Return the listing below verbatim. Pictures do not belong in the copy.

> _Entries_:
+-------+

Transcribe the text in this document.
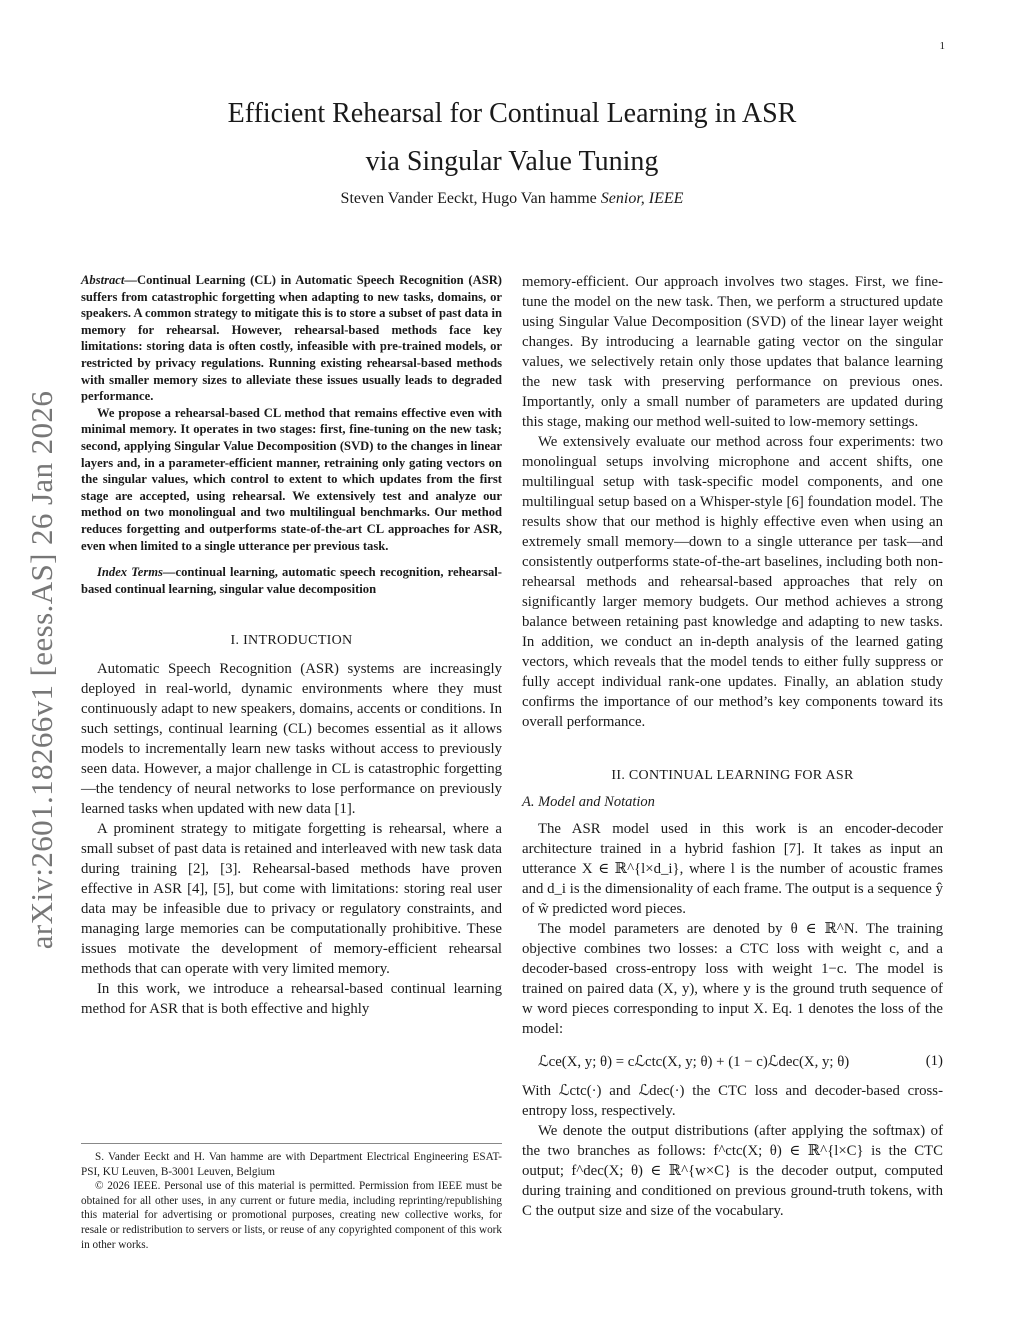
1
Efficient Rehearsal for Continual Learning in ASR
via Singular Value Tuning
Steven Vander Eeckt, Hugo Van hamme Senior, IEEE
arXiv:2601.18266v1 [eess.AS] 26 Jan 2026

Abstract—Continual Learning (CL) in Automatic Speech Recognition (ASR) suffers from catastrophic forgetting when adapting to new tasks, domains, or speakers. A common strategy to mitigate this is to store a subset of past data in memory for rehearsal. However, rehearsal-based methods face key limitations: storing data is often costly, infeasible with pre-trained models, or restricted by privacy regulations. Running existing rehearsal-based methods with smaller memory sizes to alleviate these issues usually leads to degraded performance.

We propose a rehearsal-based CL method that remains effective even with minimal memory. It operates in two stages: first, fine-tuning on the new task; second, applying Singular Value Decomposition (SVD) to the changes in linear layers and, in a parameter-efficient manner, retraining only gating vectors on the singular values, which control to extent to which updates from the first stage are accepted, using rehearsal. We extensively test and analyze our method on two monolingual and two multilingual benchmarks. Our method reduces forgetting and outperforms state-of-the-art CL approaches for ASR, even when limited to a single utterance per previous task.

Index Terms—continual learning, automatic speech recognition, rehearsal-based continual learning, singular value decomposition

I. INTRODUCTION

Automatic Speech Recognition (ASR) systems are increasingly deployed in real-world, dynamic environments where they must continuously adapt to new speakers, domains, accents or conditions. In such settings, continual learning (CL) becomes essential as it allows models to incrementally learn new tasks without access to previously seen data. However, a major challenge in CL is catastrophic forgetting—the tendency of neural networks to lose performance on previously learned tasks when updated with new data [1].

A prominent strategy to mitigate forgetting is rehearsal, where a small subset of past data is retained and interleaved with new task data during training [2], [3]. Rehearsal-based methods have proven effective in ASR [4], [5], but come with limitations: storing real user data may be infeasible due to privacy or regulatory constraints, and managing large memories can be computationally prohibitive. These issues motivate the development of memory-efficient rehearsal methods that can operate with very limited memory.

In this work, we introduce a rehearsal-based continual learning method for ASR that is both effective and highly

S. Vander Eeckt and H. Van hamme are with Department Electrical Engineering ESAT-PSI, KU Leuven, B-3001 Leuven, Belgium

© 2026 IEEE. Personal use of this material is permitted. Permission from IEEE must be obtained for all other uses, in any current or future media, including reprinting/republishing this material for advertising or promotional purposes, creating new collective works, for resale or redistribution to servers or lists, or reuse of any copyrighted component of this work in other works.

memory-efficient. Our approach involves two stages. First, we fine-tune the model on the new task. Then, we perform a structured update using Singular Value Decomposition (SVD) of the linear layer weight changes. By introducing a learnable gating vector on the singular values, we selectively retain only those updates that balance learning the new task with preserving performance on previous ones. Importantly, only a small number of parameters are updated during this stage, making our method well-suited to low-memory settings.

We extensively evaluate our method across four experiments: two monolingual setups involving microphone and accent shifts, one multilingual setup with task-specific model components, and one multilingual setup based on a Whisper-style [6] foundation model. The results show that our method is highly effective even when using an extremely small memory—down to a single utterance per task—and consistently outperforms state-of-the-art baselines, including both non-rehearsal methods and rehearsal-based approaches that rely on significantly larger memory budgets. Our method achieves a strong balance between retaining past knowledge and adapting to new tasks. In addition, we conduct an in-depth analysis of the learned gating vectors, which reveals that the model tends to either fully suppress or fully accept individual rank-one updates. Finally, an ablation study confirms the importance of our method’s key components toward its overall performance.

II. CONTINUAL LEARNING FOR ASR
A. Model and Notation

The ASR model used in this work is an encoder-decoder architecture trained in a hybrid fashion [7]. It takes as input an utterance X ∈ ℝ^{l×d_i}, where l is the number of acoustic frames and d_i is the dimensionality of each frame. The output is a sequence ŷ of w̃ predicted word pieces.

The model parameters are denoted by θ ∈ ℝ^N. The training objective combines two losses: a CTC loss with weight c, and a decoder-based cross-entropy loss with weight 1−c. The model is trained on paired data (X, y), where y is the ground truth sequence of w word pieces corresponding to input X. Eq. 1 denotes the loss of the model:

ℒce(X, y; θ) = cℒctc(X, y; θ) + (1 − c)ℒdec(X, y; θ)	(1)

With ℒctc(·) and ℒdec(·) the CTC loss and decoder-based cross-entropy loss, respectively.

We denote the output distributions (after applying the softmax) of the two branches as follows: f^ctc(X; θ) ∈ ℝ^{l×C} is the CTC output; f^dec(X; θ) ∈ ℝ^{w×C} is the decoder output, computed during training and conditioned on previous ground-truth tokens, with C the output size and size of the vocabulary.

+-------+

> _Answer to the problem_:
Transcribe the text in this document.
1
Efficient Rehearsal for Continual Learning in ASR
via Singular Value Tuning
Steven Vander Eeckt, Hugo Van hamme Senior, IEEE
arXiv:2601.18266v1 [eess.AS] 26 Jan 2026

Abstract—Continual Learning (CL) in Automatic Speech Recognition (ASR) suffers from catastrophic forgetting when adapting to new tasks, domains, or speakers. A common strategy to mitigate this is to store a subset of past data in memory for rehearsal. However, rehearsal-based methods face key limitations: storing data is often costly, infeasible with pre-trained models, or restricted by privacy regulations. Running existing rehearsal-based methods with smaller memory sizes to alleviate these issues usually leads to degraded performance.

We propose a rehearsal-based CL method that remains effective even with minimal memory. It operates in two stages: first, fine-tuning on the new task; second, applying Singular Value Decomposition (SVD) to the changes in linear layers and, in a parameter-efficient manner, retraining only gating vectors on the singular values, which control to extent to which updates from the first stage are accepted, using rehearsal. We extensively test and analyze our method on two monolingual and two multilingual benchmarks. Our method reduces forgetting and outperforms state-of-the-art CL approaches for ASR, even when limited to a single utterance per previous task.

Index Terms—continual learning, automatic speech recognition, rehearsal-based continual learning, singular value decomposition

I. INTRODUCTION

Automatic Speech Recognition (ASR) systems are increasingly deployed in real-world, dynamic environments where they must continuously adapt to new speakers, domains, accents or conditions. In such settings, continual learning (CL) becomes essential as it allows models to incrementally learn new tasks without access to previously seen data. However, a major challenge in CL is catastrophic forgetting—the tendency of neural networks to lose performance on previously learned tasks when updated with new data [1].

A prominent strategy to mitigate forgetting is rehearsal, where a small subset of past data is retained and interleaved with new task data during training [2], [3]. Rehearsal-based methods have proven effective in ASR [4], [5], but come with limitations: storing real user data may be infeasible due to privacy or regulatory constraints, and managing large memories can be computationally prohibitive. These issues motivate the development of memory-efficient rehearsal methods that can operate with very limited memory.

In this work, we introduce a rehearsal-based continual learning method for ASR that is both effective and highly

S. Vander Eeckt and H. Van hamme are with Department Electrical Engineering ESAT-PSI, KU Leuven, B-3001 Leuven, Belgium

© 2026 IEEE. Personal use of this material is permitted. Permission from IEEE must be obtained for all other uses, in any current or future media, including reprinting/republishing this material for advertising or promotional purposes, creating new collective works, for resale or redistribution to servers or lists, or reuse of any copyrighted component of this work in other works.

memory-efficient. Our approach involves two stages. First, we fine-tune the model on the new task. Then, we perform a structured update using Singular Value Decomposition (SVD) of the linear layer weight changes. By introducing a learnable gating vector on the singular values, we selectively retain only those updates that balance learning the new task with preserving performance on previous ones. Importantly, only a small number of parameters are updated during this stage, making our method well-suited to low-memory settings.

We extensively evaluate our method across four experiments: two monolingual setups involving microphone and accent shifts, one multilingual setup with task-specific model components, and one multilingual setup based on a Whisper-style [6] foundation model. The results show that our method is highly effective even when using an extremely small memory—down to a single utterance per task—and consistently outperforms state-of-the-art baselines, including both non-rehearsal methods and rehearsal-based approaches that rely on significantly larger memory budgets. Our method achieves a strong balance between retaining past knowledge and adapting to new tasks. In addition, we conduct an in-depth analysis of the learned gating vectors, which reveals that the model tends to either fully suppress or fully accept individual rank-one updates. Finally, an ablation study confirms the importance of our method’s key components toward its overall performance.

II. CONTINUAL LEARNING FOR ASR
A. Model and Notation

The ASR model used in this work is an encoder-decoder architecture trained in a hybrid fashion [7]. It takes as input an utterance X ∈ ℝ^{l×d_i}, where l is the number of acoustic frames and d_i is the dimensionality of each frame. The output is a sequence ŷ of w̃ predicted word pieces.

The model parameters are denoted by θ ∈ ℝ^N. The training objective combines two losses: a CTC loss with weight c, and a decoder-based cross-entropy loss with weight 1−c. The model is trained on paired data (X, y), where y is the ground truth sequence of w word pieces corresponding to input X. Eq. 1 denotes the loss of the model:

ℒce(X, y; θ) = cℒctc(X, y; θ) + (1 − c)ℒdec(X, y; θ)	(1)

With ℒctc(·) and ℒdec(·) the CTC loss and decoder-based cross-entropy loss, respectively.

We denote the output distributions (after applying the softmax) of the two branches as follows: f^ctc(X; θ) ∈ ℝ^{l×C} is the CTC output; f^dec(X; θ) ∈ ℝ^{w×C} is the decoder output, computed during training and conditioned on previous ground-truth tokens, with C the output size and size of the vocabulary.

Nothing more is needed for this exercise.